* **TASK BRIEF**
Show every line in the entries below where the word "marker" appears.

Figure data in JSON
· · · ·
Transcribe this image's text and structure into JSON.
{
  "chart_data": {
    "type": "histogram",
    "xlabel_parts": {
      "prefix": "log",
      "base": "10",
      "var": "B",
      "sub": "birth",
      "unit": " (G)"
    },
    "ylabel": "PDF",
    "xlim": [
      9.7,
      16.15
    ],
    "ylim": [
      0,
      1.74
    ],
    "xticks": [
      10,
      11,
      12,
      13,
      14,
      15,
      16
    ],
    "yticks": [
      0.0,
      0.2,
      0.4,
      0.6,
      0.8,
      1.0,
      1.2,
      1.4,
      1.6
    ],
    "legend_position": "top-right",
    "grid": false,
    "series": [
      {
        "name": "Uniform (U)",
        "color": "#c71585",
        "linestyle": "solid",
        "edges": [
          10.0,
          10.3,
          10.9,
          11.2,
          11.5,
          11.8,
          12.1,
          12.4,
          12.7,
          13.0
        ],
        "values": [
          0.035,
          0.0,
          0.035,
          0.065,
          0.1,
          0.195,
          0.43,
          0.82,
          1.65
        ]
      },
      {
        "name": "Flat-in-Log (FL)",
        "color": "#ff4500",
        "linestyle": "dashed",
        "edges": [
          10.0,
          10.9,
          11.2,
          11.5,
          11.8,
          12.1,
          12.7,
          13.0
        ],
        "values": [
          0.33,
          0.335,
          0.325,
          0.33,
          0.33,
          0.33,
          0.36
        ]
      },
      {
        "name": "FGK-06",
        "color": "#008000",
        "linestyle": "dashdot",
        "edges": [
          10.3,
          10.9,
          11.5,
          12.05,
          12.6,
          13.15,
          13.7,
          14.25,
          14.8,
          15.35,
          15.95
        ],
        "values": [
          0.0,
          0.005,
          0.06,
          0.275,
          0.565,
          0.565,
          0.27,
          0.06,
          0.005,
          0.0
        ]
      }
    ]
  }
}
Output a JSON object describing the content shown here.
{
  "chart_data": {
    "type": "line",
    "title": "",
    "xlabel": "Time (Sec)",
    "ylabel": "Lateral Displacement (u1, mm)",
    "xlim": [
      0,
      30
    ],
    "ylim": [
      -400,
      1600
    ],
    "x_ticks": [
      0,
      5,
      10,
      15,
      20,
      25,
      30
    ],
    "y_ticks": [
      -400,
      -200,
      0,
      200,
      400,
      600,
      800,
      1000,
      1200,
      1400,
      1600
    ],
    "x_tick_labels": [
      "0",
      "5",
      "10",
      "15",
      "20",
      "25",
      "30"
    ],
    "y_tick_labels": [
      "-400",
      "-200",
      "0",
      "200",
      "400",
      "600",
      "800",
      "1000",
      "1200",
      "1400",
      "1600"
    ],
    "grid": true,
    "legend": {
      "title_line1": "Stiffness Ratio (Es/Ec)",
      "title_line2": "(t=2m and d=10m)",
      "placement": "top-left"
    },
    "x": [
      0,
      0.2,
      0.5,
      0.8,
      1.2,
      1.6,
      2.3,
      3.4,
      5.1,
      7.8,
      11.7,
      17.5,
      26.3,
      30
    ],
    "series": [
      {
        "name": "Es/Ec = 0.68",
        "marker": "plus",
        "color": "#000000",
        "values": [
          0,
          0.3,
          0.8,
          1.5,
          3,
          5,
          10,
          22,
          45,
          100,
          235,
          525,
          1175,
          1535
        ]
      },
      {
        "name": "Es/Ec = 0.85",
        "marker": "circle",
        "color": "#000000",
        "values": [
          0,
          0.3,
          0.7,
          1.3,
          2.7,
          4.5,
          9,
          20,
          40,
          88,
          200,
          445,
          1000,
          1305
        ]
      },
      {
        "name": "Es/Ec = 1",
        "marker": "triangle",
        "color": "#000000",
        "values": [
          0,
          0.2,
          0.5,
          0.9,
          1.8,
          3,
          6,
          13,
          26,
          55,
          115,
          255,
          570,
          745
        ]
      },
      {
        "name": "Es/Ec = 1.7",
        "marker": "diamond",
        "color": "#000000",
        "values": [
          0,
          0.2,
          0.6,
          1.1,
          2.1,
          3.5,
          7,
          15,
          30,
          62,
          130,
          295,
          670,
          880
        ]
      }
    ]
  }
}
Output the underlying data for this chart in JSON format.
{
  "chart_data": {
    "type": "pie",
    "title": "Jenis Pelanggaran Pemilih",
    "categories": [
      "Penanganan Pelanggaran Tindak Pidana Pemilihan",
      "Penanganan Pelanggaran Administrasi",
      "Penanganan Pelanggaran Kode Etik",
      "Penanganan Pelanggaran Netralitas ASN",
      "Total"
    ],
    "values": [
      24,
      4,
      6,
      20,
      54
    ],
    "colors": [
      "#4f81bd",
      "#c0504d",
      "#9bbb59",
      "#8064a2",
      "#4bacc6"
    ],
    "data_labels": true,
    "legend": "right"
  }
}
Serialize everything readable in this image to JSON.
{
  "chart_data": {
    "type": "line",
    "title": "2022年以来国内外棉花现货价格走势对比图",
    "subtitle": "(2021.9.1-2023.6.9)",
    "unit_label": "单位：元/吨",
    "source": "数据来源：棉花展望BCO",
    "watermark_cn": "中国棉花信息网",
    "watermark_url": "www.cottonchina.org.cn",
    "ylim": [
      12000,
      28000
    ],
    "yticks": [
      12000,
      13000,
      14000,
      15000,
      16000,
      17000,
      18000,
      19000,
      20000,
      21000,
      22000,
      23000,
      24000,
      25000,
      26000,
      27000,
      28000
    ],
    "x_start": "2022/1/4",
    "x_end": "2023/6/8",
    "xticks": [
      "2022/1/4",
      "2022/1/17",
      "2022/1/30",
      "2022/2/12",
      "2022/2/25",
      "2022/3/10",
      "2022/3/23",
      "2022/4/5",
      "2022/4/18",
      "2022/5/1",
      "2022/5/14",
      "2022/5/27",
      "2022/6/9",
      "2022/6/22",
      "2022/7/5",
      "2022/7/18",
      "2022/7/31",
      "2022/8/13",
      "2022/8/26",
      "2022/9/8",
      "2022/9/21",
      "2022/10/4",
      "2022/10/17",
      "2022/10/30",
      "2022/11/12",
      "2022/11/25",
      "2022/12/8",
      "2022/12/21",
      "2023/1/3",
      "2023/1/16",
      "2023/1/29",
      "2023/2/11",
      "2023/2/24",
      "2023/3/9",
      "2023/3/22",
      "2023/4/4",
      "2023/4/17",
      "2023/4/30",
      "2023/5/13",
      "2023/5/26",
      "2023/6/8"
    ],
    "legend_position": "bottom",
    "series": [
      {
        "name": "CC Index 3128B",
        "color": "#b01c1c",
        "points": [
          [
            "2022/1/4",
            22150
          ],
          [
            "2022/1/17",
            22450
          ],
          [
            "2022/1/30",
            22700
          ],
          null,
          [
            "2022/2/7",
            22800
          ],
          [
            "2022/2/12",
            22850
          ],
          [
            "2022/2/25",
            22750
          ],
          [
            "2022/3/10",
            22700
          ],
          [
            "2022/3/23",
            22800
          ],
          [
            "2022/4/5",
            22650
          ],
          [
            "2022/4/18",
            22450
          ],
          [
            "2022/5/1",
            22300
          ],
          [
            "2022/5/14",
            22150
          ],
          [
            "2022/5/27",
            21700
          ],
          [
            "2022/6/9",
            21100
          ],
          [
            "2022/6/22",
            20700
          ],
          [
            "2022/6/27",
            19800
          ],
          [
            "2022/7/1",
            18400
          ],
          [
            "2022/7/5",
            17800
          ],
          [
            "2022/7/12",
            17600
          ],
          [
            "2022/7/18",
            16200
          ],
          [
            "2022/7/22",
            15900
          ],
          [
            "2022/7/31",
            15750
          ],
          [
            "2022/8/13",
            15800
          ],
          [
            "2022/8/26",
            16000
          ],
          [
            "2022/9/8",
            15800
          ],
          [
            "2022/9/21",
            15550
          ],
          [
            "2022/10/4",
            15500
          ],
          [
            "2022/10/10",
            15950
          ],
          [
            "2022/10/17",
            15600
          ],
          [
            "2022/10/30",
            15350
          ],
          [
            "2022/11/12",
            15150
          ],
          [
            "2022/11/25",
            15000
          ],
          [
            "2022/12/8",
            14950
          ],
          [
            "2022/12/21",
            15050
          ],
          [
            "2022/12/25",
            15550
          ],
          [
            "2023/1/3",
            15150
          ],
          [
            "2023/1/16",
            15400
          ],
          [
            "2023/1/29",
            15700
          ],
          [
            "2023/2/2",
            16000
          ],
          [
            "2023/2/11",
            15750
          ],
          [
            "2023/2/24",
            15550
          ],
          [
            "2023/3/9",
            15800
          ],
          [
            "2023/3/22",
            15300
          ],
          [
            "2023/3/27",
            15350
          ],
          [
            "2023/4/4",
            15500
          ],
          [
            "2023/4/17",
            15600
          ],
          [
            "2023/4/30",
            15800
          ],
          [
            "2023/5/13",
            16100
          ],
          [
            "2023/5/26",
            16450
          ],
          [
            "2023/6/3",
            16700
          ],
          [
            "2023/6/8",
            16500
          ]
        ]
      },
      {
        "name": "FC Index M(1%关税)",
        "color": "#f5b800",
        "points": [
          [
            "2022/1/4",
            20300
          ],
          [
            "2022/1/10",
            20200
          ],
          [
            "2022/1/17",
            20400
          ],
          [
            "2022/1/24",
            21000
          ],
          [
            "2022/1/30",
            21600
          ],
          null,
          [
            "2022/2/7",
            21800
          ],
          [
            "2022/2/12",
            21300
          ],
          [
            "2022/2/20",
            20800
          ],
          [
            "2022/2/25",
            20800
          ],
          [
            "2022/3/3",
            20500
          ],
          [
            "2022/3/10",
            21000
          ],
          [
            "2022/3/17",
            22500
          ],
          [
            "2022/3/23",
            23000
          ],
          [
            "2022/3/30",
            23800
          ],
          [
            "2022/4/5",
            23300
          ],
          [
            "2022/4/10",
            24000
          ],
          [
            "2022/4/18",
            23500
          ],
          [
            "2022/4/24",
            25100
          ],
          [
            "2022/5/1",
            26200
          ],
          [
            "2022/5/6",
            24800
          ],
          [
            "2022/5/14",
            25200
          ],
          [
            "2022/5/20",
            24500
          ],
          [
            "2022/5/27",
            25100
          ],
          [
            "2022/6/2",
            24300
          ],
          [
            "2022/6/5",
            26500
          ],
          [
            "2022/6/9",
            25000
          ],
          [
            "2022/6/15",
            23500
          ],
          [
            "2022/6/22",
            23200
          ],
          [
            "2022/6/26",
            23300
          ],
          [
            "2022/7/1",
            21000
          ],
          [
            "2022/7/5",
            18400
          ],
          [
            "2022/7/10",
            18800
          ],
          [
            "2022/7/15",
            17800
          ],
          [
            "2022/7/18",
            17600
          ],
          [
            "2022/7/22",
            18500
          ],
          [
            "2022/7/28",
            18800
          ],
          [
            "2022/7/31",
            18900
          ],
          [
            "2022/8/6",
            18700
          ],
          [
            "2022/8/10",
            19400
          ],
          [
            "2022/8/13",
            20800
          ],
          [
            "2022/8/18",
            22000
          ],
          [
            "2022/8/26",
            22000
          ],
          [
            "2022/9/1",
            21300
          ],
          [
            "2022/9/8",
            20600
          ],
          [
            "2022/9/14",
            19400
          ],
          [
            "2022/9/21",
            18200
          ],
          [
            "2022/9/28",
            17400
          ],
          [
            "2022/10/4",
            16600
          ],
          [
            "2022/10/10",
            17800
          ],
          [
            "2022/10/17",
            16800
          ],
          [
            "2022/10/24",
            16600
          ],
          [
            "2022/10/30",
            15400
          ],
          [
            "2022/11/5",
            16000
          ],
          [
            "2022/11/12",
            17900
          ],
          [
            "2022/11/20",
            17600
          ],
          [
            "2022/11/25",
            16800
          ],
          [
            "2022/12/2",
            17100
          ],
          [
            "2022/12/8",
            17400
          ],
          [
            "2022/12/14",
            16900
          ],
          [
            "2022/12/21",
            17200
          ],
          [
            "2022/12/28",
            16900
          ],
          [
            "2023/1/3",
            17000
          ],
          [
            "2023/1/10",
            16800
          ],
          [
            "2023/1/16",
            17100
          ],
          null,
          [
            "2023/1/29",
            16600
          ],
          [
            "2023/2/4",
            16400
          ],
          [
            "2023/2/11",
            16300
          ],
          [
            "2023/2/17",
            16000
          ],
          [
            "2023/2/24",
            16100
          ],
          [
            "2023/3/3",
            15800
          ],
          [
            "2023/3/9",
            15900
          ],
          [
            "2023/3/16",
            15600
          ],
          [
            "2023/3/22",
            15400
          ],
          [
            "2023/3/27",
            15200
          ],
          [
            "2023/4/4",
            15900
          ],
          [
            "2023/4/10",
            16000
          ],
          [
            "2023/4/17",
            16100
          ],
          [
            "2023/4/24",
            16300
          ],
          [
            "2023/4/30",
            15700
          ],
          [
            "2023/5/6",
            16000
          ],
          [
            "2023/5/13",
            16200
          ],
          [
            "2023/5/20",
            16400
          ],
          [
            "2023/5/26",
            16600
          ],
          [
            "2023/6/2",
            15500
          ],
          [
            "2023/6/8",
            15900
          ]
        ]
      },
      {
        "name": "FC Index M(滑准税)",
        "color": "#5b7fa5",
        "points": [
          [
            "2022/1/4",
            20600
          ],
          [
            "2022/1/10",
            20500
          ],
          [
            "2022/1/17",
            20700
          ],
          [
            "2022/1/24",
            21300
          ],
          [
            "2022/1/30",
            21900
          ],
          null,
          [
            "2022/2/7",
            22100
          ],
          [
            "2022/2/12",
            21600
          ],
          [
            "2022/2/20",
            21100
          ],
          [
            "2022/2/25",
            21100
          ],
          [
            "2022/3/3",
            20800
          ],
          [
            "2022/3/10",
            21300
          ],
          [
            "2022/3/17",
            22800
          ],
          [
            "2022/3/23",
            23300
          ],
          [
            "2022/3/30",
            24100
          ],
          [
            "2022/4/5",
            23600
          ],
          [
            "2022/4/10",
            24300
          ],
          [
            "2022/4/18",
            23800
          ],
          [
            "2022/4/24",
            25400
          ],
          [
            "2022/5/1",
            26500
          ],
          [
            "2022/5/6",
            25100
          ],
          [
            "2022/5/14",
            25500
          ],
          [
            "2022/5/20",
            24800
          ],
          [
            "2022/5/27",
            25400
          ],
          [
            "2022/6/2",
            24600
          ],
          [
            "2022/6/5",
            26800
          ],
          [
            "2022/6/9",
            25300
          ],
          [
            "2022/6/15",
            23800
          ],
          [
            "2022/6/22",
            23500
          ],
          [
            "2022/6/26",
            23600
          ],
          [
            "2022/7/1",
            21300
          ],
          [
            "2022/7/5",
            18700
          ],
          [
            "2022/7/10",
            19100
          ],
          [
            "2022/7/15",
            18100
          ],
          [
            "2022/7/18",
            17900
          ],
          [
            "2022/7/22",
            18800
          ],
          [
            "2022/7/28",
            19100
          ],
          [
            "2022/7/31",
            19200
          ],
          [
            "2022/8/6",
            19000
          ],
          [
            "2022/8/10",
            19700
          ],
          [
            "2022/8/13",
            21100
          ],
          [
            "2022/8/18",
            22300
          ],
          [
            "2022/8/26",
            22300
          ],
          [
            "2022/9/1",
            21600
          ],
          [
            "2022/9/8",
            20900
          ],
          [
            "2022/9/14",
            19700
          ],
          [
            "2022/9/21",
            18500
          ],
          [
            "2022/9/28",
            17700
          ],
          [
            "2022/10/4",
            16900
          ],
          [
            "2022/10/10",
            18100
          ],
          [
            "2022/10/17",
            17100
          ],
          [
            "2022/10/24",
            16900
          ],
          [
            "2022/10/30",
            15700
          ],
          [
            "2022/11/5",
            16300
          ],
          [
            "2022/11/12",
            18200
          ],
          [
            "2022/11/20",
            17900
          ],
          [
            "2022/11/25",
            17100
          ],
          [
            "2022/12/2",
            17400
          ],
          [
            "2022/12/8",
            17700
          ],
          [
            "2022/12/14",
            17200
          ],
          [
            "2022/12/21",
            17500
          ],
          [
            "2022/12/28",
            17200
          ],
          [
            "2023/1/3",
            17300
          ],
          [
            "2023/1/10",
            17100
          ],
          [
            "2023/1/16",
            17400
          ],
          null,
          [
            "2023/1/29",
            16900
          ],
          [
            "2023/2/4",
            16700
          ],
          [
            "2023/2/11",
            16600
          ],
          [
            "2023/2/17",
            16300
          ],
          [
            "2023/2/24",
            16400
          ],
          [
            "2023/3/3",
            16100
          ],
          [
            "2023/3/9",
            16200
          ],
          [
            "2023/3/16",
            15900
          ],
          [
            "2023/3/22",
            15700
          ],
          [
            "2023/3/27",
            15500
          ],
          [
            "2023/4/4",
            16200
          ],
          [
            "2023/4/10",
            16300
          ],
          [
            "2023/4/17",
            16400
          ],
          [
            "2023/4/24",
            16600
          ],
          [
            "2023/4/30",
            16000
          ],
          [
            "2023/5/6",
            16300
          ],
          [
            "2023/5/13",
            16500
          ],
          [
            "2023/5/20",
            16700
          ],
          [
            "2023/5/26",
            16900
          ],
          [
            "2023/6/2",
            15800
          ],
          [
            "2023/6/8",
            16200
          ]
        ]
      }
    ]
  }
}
· · · ·
* **OUTPUT OF THE EXERCISE**
        "marker": "plus",
        "marker": "circle",
        "marker": "triangle",
        "marker": "diamond",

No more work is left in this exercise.